WHAT IS REQUIRED:
Take the entries below and print all of them exactly, please.

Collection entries
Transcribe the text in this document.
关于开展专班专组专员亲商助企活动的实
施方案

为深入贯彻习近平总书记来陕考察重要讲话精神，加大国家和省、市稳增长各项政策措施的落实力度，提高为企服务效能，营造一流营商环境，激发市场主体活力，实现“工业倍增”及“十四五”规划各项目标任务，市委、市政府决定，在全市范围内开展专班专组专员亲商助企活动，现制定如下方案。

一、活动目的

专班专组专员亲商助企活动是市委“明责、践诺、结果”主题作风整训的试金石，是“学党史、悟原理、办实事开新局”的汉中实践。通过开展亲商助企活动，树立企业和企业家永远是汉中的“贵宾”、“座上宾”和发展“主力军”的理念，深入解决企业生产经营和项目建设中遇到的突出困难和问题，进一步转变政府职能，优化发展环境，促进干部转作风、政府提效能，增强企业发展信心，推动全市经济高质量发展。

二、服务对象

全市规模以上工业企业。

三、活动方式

FULL ANSWER:
Transcribe the text in this document.
关于开展专班专组专员亲商助企活动的实
施方案

为深入贯彻习近平总书记来陕考察重要讲话精神，加大国家和省、市稳增长各项政策措施的落实力度，提高为企服务效能，营造一流营商环境，激发市场主体活力，实现“工业倍增”及“十四五”规划各项目标任务，市委、市政府决定，在全市范围内开展专班专组专员亲商助企活动，现制定如下方案。

一、活动目的

专班专组专员亲商助企活动是市委“明责、践诺、结果”主题作风整训的试金石，是“学党史、悟原理、办实事开新局”的汉中实践。通过开展亲商助企活动，树立企业和企业家永远是汉中的“贵宾”、“座上宾”和发展“主力军”的理念，深入解决企业生产经营和项目建设中遇到的突出困难和问题，进一步转变政府职能，优化发展环境，促进干部转作风、政府提效能，增强企业发展信心，推动全市经济高质量发展。

二、服务对象

全市规模以上工业企业。

三、活动方式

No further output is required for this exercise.